:: Exercise prompt ::
Count every line where "Today" shows up, and give that number only.

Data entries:
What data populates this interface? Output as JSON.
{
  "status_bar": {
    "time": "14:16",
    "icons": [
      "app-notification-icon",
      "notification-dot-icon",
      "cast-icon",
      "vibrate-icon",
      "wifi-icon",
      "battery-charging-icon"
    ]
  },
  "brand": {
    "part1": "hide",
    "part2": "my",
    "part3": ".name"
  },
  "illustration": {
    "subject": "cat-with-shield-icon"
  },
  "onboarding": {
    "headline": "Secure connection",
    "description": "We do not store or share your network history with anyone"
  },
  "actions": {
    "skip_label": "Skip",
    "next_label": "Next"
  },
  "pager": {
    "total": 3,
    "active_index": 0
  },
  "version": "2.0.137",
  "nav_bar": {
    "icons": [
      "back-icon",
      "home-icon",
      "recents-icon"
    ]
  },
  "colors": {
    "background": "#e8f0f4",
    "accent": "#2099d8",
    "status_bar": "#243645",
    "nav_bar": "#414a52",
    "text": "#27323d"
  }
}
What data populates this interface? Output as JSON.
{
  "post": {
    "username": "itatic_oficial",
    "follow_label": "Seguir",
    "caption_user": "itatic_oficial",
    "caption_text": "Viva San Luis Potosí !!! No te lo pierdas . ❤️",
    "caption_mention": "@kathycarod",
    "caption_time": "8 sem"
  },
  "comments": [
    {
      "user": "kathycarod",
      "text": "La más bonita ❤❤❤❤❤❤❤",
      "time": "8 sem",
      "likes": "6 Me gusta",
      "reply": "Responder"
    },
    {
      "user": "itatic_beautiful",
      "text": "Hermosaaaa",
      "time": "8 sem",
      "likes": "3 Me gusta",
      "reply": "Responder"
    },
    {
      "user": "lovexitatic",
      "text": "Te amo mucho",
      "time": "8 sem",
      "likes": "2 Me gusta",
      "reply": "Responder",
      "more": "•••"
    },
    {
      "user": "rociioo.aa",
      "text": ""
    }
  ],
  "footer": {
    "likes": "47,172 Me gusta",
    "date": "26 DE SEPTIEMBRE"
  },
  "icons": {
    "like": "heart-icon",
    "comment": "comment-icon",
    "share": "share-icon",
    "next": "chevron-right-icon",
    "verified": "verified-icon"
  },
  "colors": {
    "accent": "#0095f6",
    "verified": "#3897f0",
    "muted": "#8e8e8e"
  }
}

==

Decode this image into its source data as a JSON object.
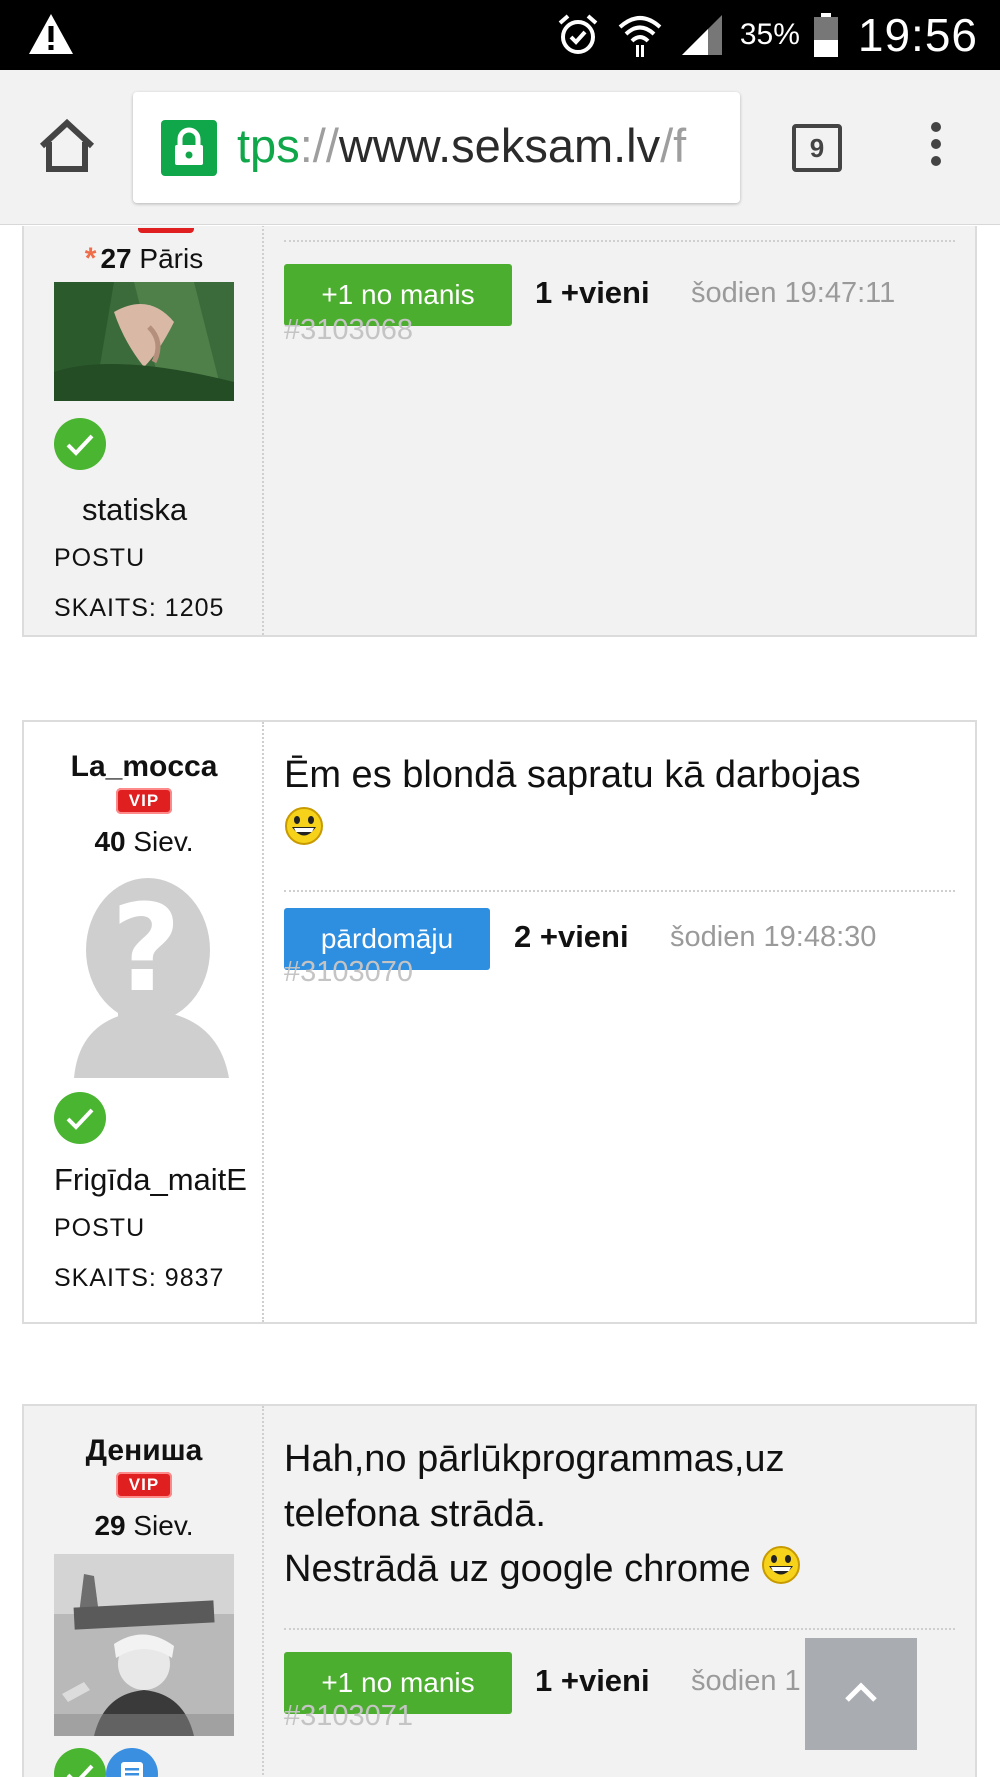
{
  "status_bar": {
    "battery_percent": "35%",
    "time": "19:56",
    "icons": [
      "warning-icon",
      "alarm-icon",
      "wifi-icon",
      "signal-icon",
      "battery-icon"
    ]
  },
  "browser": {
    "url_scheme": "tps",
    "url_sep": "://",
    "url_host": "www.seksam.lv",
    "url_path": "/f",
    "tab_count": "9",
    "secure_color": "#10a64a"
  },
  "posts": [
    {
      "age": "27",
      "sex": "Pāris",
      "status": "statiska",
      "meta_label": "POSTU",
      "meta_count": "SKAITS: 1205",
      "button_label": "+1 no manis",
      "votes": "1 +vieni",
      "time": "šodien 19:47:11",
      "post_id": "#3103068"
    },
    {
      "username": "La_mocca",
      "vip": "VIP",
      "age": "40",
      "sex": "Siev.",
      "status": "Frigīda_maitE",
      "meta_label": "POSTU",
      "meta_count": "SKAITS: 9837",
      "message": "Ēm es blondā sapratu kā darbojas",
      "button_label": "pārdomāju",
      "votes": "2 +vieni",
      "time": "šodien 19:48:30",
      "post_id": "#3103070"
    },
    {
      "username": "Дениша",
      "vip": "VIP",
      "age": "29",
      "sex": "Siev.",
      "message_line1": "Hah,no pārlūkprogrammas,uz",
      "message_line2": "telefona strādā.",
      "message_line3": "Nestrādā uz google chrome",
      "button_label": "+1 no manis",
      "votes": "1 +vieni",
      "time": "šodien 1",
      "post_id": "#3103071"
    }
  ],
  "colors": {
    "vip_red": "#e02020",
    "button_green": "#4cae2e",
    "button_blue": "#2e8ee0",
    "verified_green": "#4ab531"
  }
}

--

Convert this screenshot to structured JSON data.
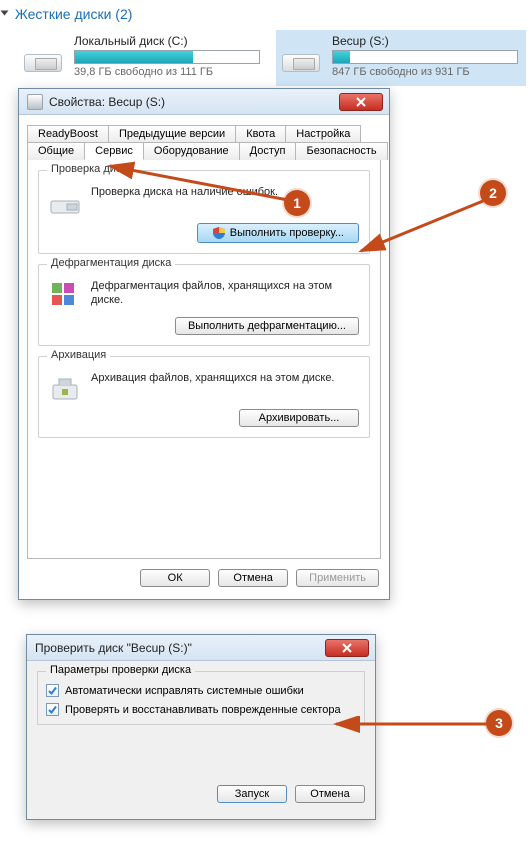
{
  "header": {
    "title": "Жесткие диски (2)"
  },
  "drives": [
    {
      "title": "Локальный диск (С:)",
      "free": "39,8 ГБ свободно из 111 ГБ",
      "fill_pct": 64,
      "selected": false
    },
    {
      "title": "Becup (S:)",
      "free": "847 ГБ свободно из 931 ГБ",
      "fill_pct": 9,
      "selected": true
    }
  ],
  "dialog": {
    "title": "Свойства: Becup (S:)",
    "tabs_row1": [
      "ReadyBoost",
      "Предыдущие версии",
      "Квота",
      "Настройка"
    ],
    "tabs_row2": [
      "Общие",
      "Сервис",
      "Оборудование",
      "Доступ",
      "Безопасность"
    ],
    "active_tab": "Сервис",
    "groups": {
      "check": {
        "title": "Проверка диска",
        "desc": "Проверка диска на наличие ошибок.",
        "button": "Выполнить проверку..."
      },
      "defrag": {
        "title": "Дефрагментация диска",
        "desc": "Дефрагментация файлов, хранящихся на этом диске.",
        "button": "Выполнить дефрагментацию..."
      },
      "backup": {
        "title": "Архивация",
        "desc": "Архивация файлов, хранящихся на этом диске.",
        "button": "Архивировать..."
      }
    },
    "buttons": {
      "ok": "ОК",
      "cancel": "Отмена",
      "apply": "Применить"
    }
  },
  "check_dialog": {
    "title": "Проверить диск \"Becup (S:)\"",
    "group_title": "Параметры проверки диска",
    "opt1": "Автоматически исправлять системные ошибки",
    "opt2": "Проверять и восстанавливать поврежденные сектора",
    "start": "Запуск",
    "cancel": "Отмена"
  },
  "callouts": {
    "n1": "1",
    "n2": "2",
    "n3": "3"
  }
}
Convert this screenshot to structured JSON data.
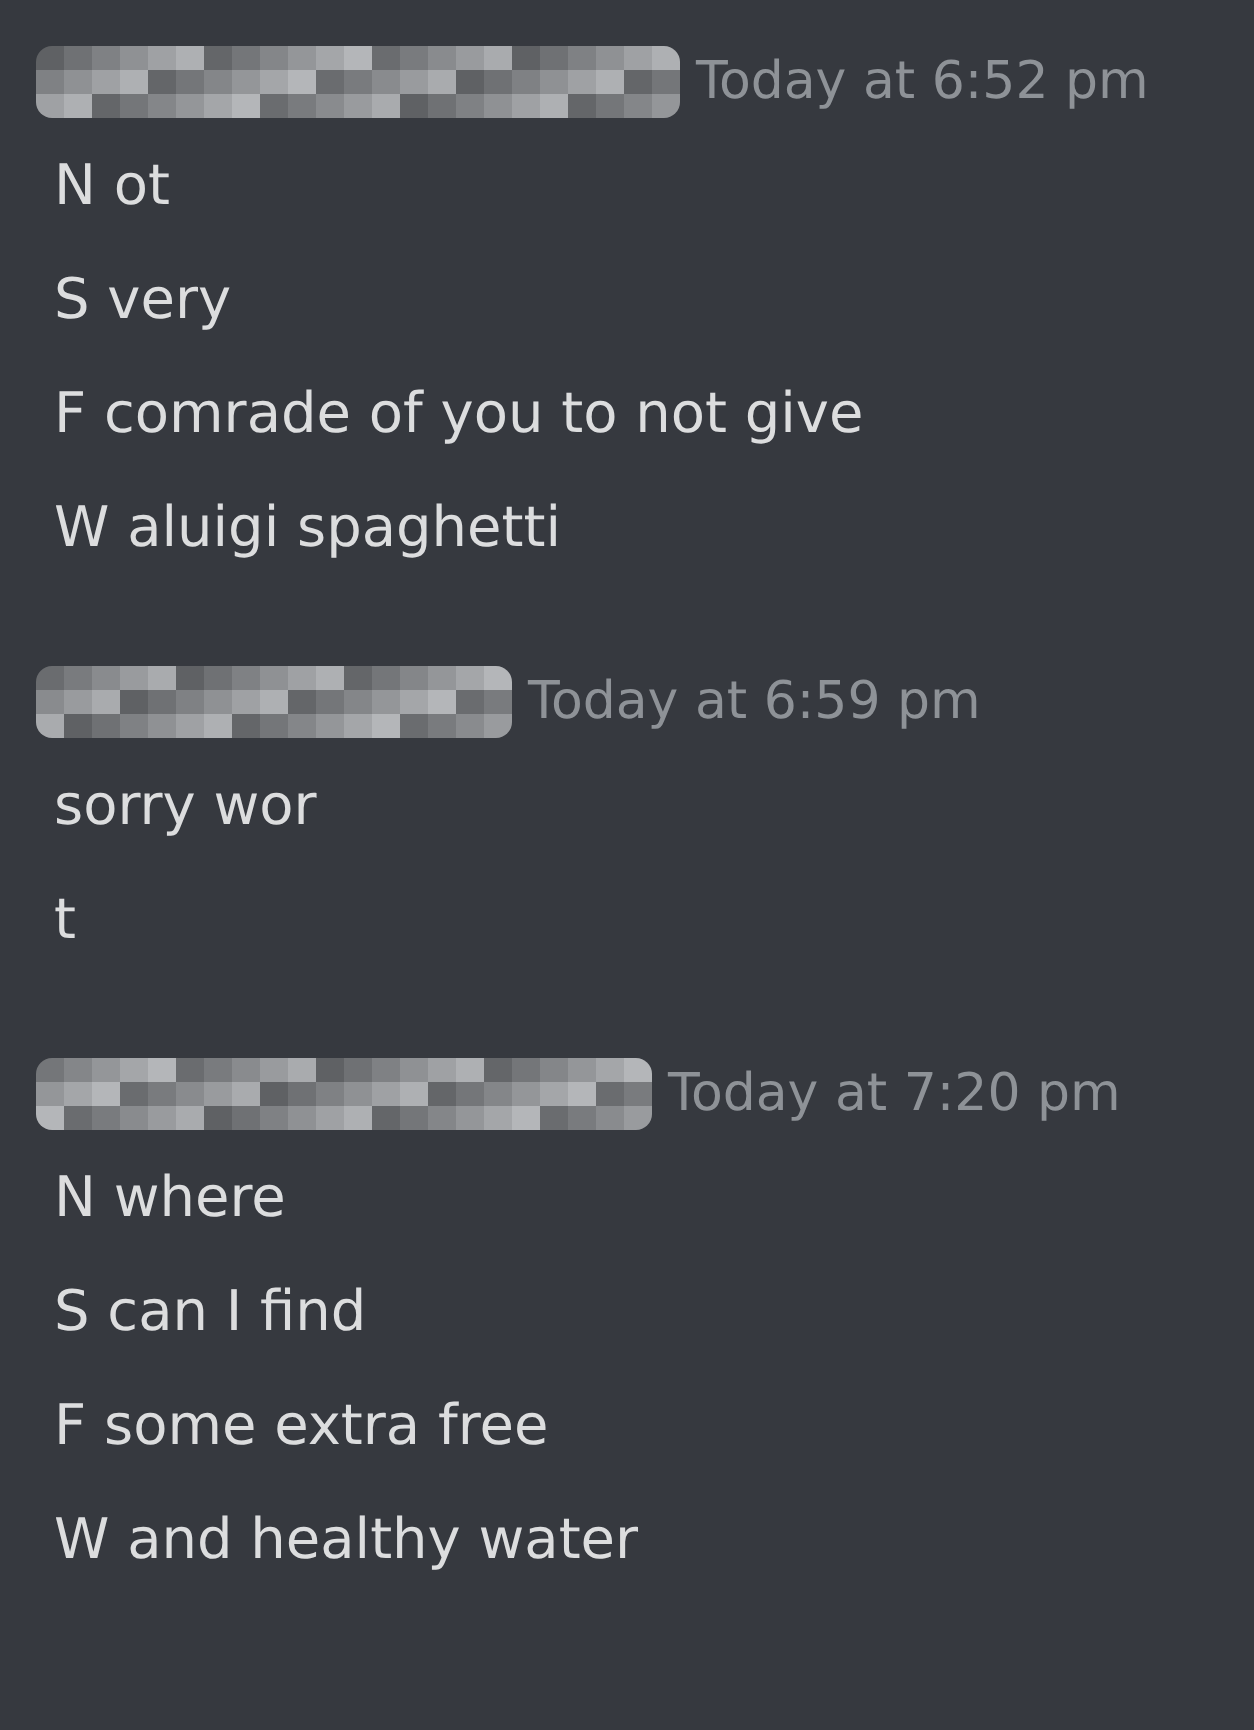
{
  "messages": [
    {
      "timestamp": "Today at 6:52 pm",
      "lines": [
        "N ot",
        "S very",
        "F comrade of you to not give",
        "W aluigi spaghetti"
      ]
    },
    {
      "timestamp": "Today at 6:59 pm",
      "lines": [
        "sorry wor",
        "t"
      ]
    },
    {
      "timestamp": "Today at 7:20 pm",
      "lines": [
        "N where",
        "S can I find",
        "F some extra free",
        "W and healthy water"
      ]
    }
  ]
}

:: Output below ::
3